:: Given information

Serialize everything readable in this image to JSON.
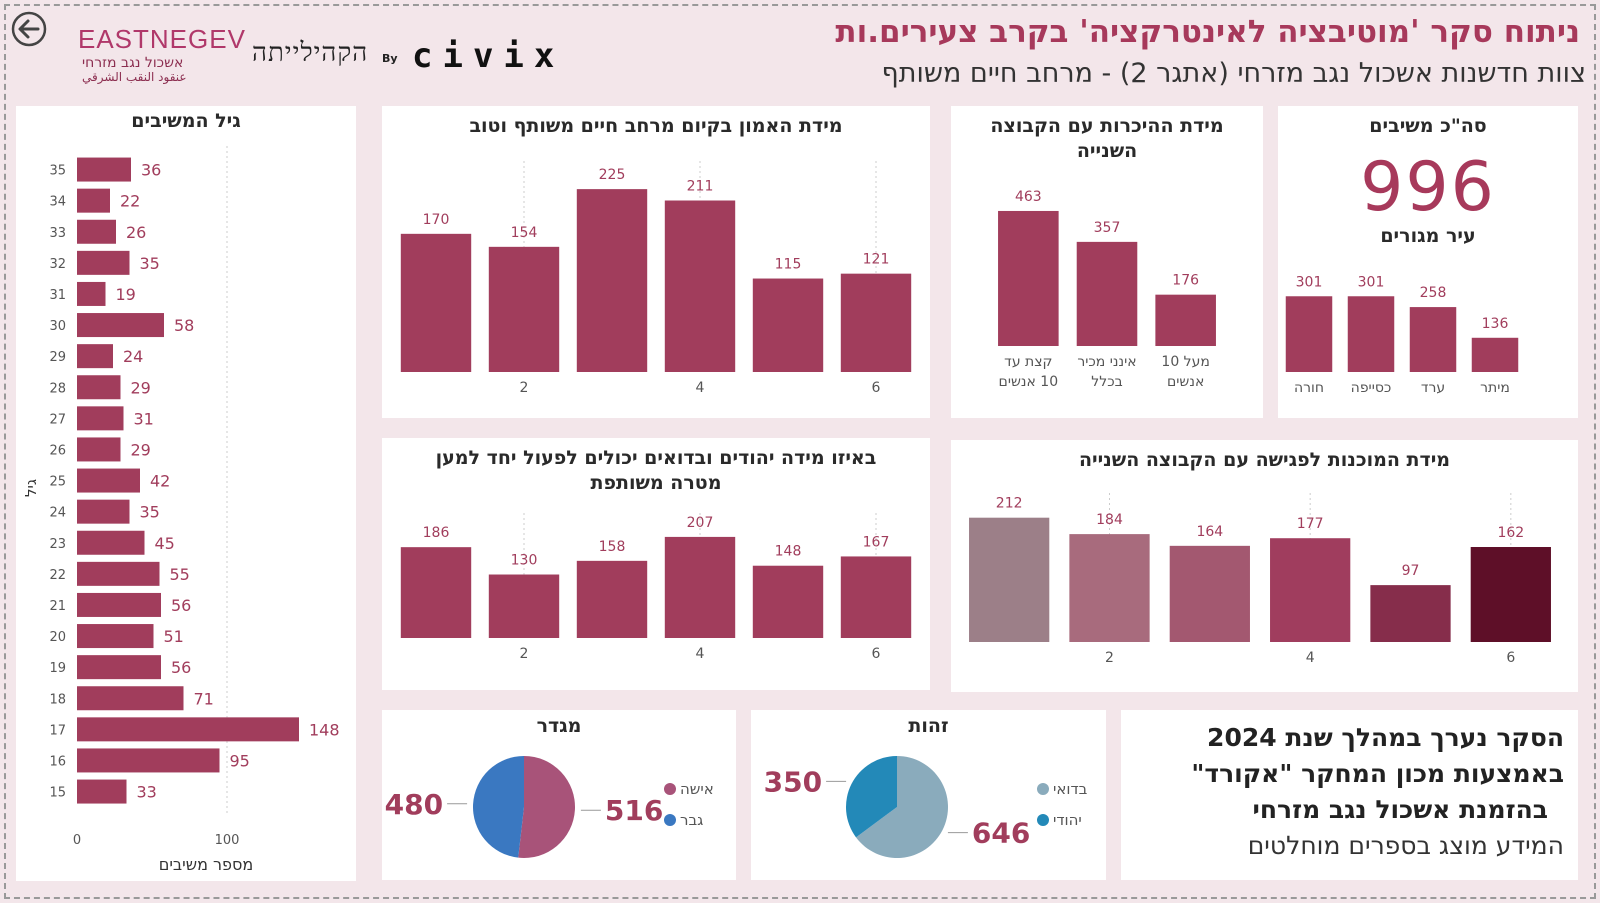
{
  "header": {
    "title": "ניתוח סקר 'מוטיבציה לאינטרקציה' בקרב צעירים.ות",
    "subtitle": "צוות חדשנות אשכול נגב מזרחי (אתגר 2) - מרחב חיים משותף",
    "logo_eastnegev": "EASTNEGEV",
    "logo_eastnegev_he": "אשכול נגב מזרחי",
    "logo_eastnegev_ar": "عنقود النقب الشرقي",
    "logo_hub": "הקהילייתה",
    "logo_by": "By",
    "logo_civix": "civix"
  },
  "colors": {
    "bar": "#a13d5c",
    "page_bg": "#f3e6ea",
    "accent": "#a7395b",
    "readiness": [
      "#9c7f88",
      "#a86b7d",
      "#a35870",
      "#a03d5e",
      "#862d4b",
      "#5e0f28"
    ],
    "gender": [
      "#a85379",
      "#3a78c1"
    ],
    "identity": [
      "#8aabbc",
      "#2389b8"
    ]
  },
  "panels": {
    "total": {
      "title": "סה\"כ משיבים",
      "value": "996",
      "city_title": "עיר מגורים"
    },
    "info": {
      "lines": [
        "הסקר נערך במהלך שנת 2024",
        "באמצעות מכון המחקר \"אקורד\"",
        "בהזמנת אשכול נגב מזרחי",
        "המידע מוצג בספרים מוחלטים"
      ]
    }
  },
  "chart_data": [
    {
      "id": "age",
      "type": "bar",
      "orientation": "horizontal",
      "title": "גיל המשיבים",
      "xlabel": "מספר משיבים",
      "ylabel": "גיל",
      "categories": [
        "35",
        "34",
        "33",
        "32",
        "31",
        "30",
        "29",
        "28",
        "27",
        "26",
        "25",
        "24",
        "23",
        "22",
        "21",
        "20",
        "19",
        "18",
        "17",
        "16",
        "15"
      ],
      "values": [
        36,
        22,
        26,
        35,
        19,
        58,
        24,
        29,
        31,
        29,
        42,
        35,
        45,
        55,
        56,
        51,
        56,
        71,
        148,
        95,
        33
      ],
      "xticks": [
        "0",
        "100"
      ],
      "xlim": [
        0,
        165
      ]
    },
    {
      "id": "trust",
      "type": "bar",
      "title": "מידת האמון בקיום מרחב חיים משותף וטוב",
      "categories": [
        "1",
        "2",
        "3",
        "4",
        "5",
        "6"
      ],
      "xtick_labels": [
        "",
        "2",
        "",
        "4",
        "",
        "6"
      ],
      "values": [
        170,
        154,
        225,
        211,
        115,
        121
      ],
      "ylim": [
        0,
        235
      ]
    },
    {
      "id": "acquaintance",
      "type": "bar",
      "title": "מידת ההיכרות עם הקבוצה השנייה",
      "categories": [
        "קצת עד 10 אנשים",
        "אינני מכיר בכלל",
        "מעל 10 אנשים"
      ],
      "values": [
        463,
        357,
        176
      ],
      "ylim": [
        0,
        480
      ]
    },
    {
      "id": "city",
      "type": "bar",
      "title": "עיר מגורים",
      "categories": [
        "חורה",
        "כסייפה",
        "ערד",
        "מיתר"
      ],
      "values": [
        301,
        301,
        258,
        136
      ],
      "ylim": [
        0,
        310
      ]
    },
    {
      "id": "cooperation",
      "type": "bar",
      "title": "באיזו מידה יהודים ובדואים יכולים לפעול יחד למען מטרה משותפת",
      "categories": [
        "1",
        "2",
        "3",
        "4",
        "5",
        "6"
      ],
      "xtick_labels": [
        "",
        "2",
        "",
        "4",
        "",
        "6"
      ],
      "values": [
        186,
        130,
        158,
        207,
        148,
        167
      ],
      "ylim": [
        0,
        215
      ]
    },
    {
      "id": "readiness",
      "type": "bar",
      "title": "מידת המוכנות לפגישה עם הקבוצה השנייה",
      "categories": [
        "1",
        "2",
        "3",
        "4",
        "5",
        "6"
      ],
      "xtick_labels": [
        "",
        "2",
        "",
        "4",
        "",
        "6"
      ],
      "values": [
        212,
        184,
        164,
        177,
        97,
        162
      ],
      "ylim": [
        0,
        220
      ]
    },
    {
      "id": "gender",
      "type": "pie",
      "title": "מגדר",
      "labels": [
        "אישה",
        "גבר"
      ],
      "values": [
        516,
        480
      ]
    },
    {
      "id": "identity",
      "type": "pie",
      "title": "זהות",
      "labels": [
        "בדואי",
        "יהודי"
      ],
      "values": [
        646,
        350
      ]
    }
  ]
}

::::

- _What the task asks_
Gather up the lines containing the word "מזרחי" from these records and copy them.

- _Completed exercise_
    "subtitle": "צוות חדשנות אשכול נגב מזרחי (אתגר 2) - מרחב חיים משותף",
    "logo_eastnegev_he": "אשכול נגב מזרחי",
        "בהזמנת אשכול נגב מזרחי",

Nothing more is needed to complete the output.